-- Requirement --
Search the records below for the word "base" and show every line where it occurs.

-- Data rows --
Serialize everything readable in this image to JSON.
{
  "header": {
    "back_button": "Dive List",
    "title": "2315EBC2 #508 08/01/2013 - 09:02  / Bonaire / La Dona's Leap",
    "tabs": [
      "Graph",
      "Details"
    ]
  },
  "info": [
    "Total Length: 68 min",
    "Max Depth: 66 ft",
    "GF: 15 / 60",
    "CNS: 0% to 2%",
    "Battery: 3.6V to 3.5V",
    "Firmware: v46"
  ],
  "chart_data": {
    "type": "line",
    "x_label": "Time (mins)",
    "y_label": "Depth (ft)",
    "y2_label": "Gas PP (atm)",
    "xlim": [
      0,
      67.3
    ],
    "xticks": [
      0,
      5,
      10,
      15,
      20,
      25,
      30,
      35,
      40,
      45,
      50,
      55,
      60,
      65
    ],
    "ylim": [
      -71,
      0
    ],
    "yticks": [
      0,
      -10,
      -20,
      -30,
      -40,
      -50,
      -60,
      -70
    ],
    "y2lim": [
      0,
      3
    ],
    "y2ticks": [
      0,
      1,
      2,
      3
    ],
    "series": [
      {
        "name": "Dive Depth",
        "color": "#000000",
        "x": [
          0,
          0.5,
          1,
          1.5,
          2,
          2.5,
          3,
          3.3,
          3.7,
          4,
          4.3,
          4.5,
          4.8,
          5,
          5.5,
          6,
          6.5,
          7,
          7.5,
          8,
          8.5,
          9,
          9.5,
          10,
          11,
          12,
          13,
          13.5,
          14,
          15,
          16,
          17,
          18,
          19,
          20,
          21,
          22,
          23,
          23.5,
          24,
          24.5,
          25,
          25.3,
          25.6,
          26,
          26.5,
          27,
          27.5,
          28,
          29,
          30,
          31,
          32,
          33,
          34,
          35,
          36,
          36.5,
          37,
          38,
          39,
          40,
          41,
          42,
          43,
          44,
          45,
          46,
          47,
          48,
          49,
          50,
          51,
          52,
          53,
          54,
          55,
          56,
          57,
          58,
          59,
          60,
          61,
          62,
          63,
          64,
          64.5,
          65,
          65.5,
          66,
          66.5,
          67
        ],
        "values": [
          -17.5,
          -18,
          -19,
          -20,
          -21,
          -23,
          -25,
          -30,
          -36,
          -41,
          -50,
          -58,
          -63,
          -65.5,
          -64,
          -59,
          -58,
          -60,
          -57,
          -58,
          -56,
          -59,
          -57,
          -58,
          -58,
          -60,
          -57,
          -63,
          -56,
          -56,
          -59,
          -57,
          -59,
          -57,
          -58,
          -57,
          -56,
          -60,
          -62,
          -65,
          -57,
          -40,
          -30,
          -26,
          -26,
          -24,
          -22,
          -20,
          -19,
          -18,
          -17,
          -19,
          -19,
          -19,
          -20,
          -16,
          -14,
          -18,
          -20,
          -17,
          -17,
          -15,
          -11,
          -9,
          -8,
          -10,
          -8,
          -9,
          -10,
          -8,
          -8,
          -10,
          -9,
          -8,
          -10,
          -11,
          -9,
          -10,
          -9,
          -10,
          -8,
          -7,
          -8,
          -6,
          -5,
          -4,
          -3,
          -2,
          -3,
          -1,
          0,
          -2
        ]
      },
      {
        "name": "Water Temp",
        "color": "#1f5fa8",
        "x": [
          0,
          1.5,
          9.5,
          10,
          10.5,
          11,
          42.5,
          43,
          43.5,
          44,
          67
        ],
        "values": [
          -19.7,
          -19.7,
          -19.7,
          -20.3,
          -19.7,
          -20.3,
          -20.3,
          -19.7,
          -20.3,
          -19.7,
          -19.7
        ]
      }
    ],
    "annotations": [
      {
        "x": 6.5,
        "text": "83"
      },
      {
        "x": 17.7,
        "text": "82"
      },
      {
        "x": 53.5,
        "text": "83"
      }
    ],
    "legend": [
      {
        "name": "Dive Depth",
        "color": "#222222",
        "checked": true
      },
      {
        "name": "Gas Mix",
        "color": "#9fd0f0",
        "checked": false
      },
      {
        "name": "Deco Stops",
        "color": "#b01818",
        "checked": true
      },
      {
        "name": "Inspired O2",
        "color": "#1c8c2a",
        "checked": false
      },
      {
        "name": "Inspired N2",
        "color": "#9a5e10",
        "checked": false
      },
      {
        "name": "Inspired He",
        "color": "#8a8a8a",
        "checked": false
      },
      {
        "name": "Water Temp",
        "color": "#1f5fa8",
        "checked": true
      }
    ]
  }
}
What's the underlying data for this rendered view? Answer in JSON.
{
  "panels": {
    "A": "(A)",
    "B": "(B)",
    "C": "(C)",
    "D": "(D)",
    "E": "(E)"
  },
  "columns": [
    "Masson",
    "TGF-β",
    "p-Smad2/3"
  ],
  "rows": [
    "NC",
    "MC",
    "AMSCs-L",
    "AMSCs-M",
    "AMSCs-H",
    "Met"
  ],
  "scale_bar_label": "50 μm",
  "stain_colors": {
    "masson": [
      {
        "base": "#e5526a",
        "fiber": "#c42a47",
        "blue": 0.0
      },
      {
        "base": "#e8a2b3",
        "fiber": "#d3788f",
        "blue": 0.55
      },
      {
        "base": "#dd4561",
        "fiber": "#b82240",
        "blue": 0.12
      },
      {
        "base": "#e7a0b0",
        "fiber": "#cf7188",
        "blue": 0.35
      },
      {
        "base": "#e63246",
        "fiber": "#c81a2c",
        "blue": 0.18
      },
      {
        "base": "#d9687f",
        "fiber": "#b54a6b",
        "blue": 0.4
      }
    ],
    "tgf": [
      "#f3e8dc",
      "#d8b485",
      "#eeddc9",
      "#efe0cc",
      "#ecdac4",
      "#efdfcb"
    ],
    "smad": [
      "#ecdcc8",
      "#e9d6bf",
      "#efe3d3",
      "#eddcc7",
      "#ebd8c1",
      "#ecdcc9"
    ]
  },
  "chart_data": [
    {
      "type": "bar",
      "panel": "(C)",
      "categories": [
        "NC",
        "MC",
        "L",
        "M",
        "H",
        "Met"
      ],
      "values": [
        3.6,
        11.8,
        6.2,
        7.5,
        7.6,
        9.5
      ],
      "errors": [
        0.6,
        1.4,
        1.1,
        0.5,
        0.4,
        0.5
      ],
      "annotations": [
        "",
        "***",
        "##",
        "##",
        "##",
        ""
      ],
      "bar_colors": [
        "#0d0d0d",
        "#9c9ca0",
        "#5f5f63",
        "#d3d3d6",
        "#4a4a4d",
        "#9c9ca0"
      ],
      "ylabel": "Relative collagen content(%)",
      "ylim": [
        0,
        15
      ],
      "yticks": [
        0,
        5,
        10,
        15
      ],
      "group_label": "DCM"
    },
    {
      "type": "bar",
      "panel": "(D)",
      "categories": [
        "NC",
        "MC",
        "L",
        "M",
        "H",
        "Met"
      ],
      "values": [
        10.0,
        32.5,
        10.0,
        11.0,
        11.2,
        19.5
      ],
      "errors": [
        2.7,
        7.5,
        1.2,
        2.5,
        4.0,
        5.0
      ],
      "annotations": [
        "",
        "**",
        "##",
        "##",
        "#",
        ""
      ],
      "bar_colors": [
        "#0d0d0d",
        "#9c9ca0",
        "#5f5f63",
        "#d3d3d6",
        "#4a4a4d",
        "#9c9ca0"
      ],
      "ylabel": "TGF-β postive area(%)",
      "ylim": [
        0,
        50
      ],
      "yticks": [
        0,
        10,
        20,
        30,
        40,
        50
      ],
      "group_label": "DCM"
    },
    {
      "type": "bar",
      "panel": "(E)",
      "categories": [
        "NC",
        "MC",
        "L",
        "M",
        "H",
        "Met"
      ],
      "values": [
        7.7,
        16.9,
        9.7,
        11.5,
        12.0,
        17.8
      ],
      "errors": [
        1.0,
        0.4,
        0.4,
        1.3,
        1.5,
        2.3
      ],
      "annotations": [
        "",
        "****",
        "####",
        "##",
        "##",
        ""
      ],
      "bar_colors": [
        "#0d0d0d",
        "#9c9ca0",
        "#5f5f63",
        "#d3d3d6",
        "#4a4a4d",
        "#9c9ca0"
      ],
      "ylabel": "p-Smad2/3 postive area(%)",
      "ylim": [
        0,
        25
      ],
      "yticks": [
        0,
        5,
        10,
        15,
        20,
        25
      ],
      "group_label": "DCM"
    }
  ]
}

-- Exercise response --
        "base": "#e5526a",
        "base": "#e8a2b3",
        "base": "#dd4561",
        "base": "#e7a0b0",
        "base": "#e63246",
        "base": "#d9687f",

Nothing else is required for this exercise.